**Supplied data**
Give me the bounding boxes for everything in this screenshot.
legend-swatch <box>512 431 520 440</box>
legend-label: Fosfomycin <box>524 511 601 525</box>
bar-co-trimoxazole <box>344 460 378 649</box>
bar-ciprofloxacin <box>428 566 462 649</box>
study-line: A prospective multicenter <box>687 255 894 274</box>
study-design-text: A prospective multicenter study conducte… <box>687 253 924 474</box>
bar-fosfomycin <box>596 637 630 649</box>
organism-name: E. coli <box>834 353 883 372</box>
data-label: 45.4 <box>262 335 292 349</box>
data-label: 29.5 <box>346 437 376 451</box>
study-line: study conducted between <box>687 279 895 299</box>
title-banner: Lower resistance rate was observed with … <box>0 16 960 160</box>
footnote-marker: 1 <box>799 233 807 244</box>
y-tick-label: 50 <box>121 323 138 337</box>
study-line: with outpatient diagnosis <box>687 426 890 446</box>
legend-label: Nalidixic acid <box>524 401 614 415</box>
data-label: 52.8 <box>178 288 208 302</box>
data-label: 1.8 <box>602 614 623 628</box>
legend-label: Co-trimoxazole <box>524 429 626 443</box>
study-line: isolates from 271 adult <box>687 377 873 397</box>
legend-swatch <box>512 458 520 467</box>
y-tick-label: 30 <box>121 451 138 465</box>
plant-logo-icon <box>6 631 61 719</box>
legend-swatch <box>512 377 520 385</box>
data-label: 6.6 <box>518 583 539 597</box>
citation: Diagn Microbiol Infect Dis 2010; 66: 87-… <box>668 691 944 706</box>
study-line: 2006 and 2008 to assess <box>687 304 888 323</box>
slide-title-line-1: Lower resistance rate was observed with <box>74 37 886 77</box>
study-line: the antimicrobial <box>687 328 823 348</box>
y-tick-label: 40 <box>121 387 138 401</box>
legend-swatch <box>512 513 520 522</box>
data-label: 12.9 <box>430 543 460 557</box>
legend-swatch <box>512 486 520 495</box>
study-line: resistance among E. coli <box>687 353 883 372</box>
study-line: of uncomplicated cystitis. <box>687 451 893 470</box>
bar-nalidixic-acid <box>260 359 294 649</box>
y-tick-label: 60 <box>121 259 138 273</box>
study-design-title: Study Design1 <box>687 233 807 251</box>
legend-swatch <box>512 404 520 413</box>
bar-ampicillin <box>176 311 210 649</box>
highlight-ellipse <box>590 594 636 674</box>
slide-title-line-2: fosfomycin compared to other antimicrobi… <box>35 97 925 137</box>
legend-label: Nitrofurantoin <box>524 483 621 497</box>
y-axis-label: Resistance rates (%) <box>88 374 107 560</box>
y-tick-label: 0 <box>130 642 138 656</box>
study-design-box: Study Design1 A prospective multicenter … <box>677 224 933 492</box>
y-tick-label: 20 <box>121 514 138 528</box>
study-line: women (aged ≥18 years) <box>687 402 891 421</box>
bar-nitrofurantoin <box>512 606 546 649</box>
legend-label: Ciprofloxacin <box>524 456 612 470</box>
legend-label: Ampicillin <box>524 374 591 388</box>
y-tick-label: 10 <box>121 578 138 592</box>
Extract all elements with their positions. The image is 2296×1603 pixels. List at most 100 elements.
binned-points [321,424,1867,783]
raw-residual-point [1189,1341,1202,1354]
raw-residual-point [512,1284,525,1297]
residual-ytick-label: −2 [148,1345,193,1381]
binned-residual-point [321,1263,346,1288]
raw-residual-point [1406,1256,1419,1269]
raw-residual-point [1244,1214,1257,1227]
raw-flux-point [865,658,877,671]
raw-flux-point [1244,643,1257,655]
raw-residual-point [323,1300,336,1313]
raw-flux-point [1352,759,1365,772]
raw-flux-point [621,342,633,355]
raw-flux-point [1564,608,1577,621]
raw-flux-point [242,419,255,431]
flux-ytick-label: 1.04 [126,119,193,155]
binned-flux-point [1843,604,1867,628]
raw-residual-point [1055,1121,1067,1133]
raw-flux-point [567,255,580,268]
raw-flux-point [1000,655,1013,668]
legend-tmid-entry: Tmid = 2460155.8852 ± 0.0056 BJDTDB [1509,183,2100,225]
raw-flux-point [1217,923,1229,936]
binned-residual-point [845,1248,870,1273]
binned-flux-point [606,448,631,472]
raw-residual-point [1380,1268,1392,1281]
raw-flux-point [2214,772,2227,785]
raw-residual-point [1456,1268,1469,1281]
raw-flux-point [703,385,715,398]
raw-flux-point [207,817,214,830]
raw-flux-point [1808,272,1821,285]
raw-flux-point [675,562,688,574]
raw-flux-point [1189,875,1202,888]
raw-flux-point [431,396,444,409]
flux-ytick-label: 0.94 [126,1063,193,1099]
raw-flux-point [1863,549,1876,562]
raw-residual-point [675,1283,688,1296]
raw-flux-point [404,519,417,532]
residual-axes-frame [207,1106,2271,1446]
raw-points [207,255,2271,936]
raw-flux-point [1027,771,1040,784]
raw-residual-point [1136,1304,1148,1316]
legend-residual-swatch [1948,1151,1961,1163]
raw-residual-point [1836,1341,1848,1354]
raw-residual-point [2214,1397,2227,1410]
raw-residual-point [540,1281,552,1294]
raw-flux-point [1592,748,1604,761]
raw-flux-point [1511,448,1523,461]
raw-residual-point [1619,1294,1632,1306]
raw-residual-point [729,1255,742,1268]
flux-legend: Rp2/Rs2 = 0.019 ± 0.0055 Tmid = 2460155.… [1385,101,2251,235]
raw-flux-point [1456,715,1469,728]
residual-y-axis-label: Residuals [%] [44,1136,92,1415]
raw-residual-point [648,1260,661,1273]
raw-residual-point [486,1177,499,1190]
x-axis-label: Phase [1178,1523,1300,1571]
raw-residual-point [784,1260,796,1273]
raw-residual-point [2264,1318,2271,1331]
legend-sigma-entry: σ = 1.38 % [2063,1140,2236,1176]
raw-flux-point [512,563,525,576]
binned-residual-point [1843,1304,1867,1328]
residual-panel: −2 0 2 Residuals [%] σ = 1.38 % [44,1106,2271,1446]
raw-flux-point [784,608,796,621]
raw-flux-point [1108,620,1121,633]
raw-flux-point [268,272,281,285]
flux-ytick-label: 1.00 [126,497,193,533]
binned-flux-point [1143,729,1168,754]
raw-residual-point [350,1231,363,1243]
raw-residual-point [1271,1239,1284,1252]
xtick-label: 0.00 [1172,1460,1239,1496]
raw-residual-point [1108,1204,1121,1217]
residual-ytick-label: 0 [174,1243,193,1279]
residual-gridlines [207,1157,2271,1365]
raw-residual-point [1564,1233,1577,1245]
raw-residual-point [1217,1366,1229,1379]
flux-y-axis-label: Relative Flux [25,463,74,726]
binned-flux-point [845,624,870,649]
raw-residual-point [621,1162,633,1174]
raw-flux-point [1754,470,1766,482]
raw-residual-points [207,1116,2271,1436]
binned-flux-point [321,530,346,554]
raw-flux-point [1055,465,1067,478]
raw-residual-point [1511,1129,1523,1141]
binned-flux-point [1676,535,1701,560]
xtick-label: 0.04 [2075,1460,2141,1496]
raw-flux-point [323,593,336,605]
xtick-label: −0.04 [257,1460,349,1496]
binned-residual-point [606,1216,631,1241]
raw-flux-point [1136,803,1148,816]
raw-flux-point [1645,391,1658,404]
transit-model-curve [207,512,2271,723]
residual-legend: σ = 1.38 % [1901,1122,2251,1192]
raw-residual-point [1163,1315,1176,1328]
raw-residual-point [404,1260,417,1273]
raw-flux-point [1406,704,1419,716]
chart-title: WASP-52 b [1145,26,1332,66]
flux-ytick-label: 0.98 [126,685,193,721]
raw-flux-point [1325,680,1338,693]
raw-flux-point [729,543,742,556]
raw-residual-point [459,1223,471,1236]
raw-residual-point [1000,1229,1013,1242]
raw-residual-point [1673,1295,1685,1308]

**Goal of the exercise**
Rewrite all the records with each occurrence of "study-line" changed to "study-text-line", leaving everything else as it is.

**Written response**
Give me the bounding boxes for everything in this screenshot.
legend-swatch <box>512 431 520 440</box>
legend-label: Fosfomycin <box>524 511 601 525</box>
bar-co-trimoxazole <box>344 460 378 649</box>
bar-ciprofloxacin <box>428 566 462 649</box>
study-text-line: A prospective multicenter <box>687 255 894 274</box>
study-design-text: A prospective multicenter study conducte… <box>687 253 924 474</box>
bar-fosfomycin <box>596 637 630 649</box>
organism-name: E. coli <box>834 353 883 372</box>
data-label: 45.4 <box>262 335 292 349</box>
data-label: 29.5 <box>346 437 376 451</box>
study-text-line: study conducted between <box>687 279 895 299</box>
title-banner: Lower resistance rate was observed with … <box>0 16 960 160</box>
footnote-marker: 1 <box>799 233 807 244</box>
y-tick-label: 50 <box>121 323 138 337</box>
study-text-line: with outpatient diagnosis <box>687 426 890 446</box>
legend-label: Nalidixic acid <box>524 401 614 415</box>
data-label: 52.8 <box>178 288 208 302</box>
data-label: 1.8 <box>602 614 623 628</box>
legend-label: Co-trimoxazole <box>524 429 626 443</box>
study-text-line: isolates from 271 adult <box>687 377 873 397</box>
legend-swatch <box>512 458 520 467</box>
y-tick-label: 30 <box>121 451 138 465</box>
plant-logo-icon <box>6 631 61 719</box>
legend-swatch <box>512 377 520 385</box>
data-label: 6.6 <box>518 583 539 597</box>
citation: Diagn Microbiol Infect Dis 2010; 66: 87-… <box>668 691 944 706</box>
study-text-line: 2006 and 2008 to assess <box>687 304 888 323</box>
slide-title-line-1: Lower resistance rate was observed with <box>74 37 886 77</box>
study-text-line: the antimicrobial <box>687 328 823 348</box>
y-tick-label: 40 <box>121 387 138 401</box>
legend-swatch <box>512 513 520 522</box>
data-label: 12.9 <box>430 543 460 557</box>
legend-swatch <box>512 486 520 495</box>
study-text-line: resistance among E. coli <box>687 353 883 372</box>
study-text-line: of uncomplicated cystitis. <box>687 451 893 470</box>
bar-nalidixic-acid <box>260 359 294 649</box>
y-tick-label: 60 <box>121 259 138 273</box>
study-design-title: Study Design1 <box>687 233 807 251</box>
legend-swatch <box>512 404 520 413</box>
bar-ampicillin <box>176 311 210 649</box>
highlight-ellipse <box>590 594 636 674</box>
slide-title-line-2: fosfomycin compared to other antimicrobi… <box>35 97 925 137</box>
legend-label: Nitrofurantoin <box>524 483 621 497</box>
y-axis-label: Resistance rates (%) <box>88 374 107 560</box>
y-tick-label: 0 <box>130 642 138 656</box>
study-design-box: Study Design1 A prospective multicenter … <box>677 224 933 492</box>
y-tick-label: 20 <box>121 514 138 528</box>
study-text-line: women (aged ≥18 years) <box>687 402 891 421</box>
bar-nitrofurantoin <box>512 606 546 649</box>
legend-label: Ciprofloxacin <box>524 456 612 470</box>
legend-label: Ampicillin <box>524 374 591 388</box>
y-tick-label: 10 <box>121 578 138 592</box>
Extract all elements with their positions. The image is 2296×1603 pixels. List at most 100 elements.
binned-points [321,424,1867,783]
raw-residual-point [1189,1341,1202,1354]
raw-residual-point [512,1284,525,1297]
residual-ytick-label: −2 [148,1345,193,1381]
binned-residual-point [321,1263,346,1288]
raw-residual-point [1406,1256,1419,1269]
raw-residual-point [1244,1214,1257,1227]
raw-flux-point [865,658,877,671]
raw-flux-point [1244,643,1257,655]
raw-residual-point [323,1300,336,1313]
raw-flux-point [1352,759,1365,772]
raw-flux-point [621,342,633,355]
raw-flux-point [1564,608,1577,621]
raw-flux-point [242,419,255,431]
flux-ytick-label: 1.04 [126,119,193,155]
binned-flux-point [1843,604,1867,628]
raw-residual-point [1055,1121,1067,1133]
raw-flux-point [567,255,580,268]
raw-flux-point [1000,655,1013,668]
legend-tmid-entry: Tmid = 2460155.8852 ± 0.0056 BJDTDB [1509,183,2100,225]
raw-flux-point [1217,923,1229,936]
binned-residual-point [845,1248,870,1273]
binned-flux-point [606,448,631,472]
raw-residual-point [1380,1268,1392,1281]
raw-flux-point [2214,772,2227,785]
raw-residual-point [1456,1268,1469,1281]
raw-flux-point [703,385,715,398]
raw-flux-point [207,817,214,830]
raw-flux-point [1808,272,1821,285]
raw-flux-point [675,562,688,574]
raw-flux-point [1189,875,1202,888]
raw-flux-point [431,396,444,409]
flux-ytick-label: 0.94 [126,1063,193,1099]
raw-flux-point [1863,549,1876,562]
raw-residual-point [675,1283,688,1296]
raw-flux-point [404,519,417,532]
residual-axes-frame [207,1106,2271,1446]
raw-points [207,255,2271,936]
raw-flux-point [1027,771,1040,784]
raw-residual-point [1136,1304,1148,1316]
legend-residual-swatch [1948,1151,1961,1163]
raw-residual-point [1836,1341,1848,1354]
raw-residual-point [2214,1397,2227,1410]
raw-residual-point [540,1281,552,1294]
raw-flux-point [1592,748,1604,761]
raw-flux-point [1511,448,1523,461]
raw-residual-point [1619,1294,1632,1306]
raw-residual-point [729,1255,742,1268]
flux-legend: Rp2/Rs2 = 0.019 ± 0.0055 Tmid = 2460155.… [1385,101,2251,235]
raw-flux-point [1456,715,1469,728]
residual-y-axis-label: Residuals [%] [44,1136,92,1415]
raw-residual-point [648,1260,661,1273]
raw-residual-point [486,1177,499,1190]
x-axis-label: Phase [1178,1523,1300,1571]
raw-residual-point [784,1260,796,1273]
raw-residual-point [2264,1318,2271,1331]
legend-sigma-entry: σ = 1.38 % [2063,1140,2236,1176]
raw-flux-point [512,563,525,576]
binned-residual-point [1843,1304,1867,1328]
residual-panel: −2 0 2 Residuals [%] σ = 1.38 % [44,1106,2271,1446]
raw-flux-point [784,608,796,621]
raw-flux-point [1108,620,1121,633]
raw-flux-point [268,272,281,285]
flux-ytick-label: 1.00 [126,497,193,533]
binned-flux-point [1143,729,1168,754]
raw-residual-point [350,1231,363,1243]
raw-residual-point [1271,1239,1284,1252]
xtick-label: 0.00 [1172,1460,1239,1496]
raw-residual-point [1108,1204,1121,1217]
residual-ytick-label: 0 [174,1243,193,1279]
residual-gridlines [207,1157,2271,1365]
raw-residual-point [1564,1233,1577,1245]
raw-residual-point [1217,1366,1229,1379]
flux-y-axis-label: Relative Flux [25,463,74,726]
binned-flux-point [845,624,870,649]
raw-residual-point [621,1162,633,1174]
raw-flux-point [1754,470,1766,482]
raw-residual-points [207,1116,2271,1436]
binned-flux-point [321,530,346,554]
raw-flux-point [1055,465,1067,478]
raw-residual-point [1511,1129,1523,1141]
binned-flux-point [1676,535,1701,560]
xtick-label: 0.04 [2075,1460,2141,1496]
raw-flux-point [323,593,336,605]
xtick-label: −0.04 [257,1460,349,1496]
binned-residual-point [606,1216,631,1241]
raw-flux-point [1136,803,1148,816]
raw-flux-point [1645,391,1658,404]
transit-model-curve [207,512,2271,723]
residual-legend: σ = 1.38 % [1901,1122,2251,1192]
raw-residual-point [1163,1315,1176,1328]
raw-residual-point [404,1260,417,1273]
raw-flux-point [1406,704,1419,716]
chart-title: WASP-52 b [1145,26,1332,66]
flux-ytick-label: 0.98 [126,685,193,721]
raw-flux-point [1325,680,1338,693]
raw-flux-point [729,543,742,556]
raw-residual-point [459,1223,471,1236]
raw-residual-point [1000,1229,1013,1242]
raw-residual-point [1673,1295,1685,1308]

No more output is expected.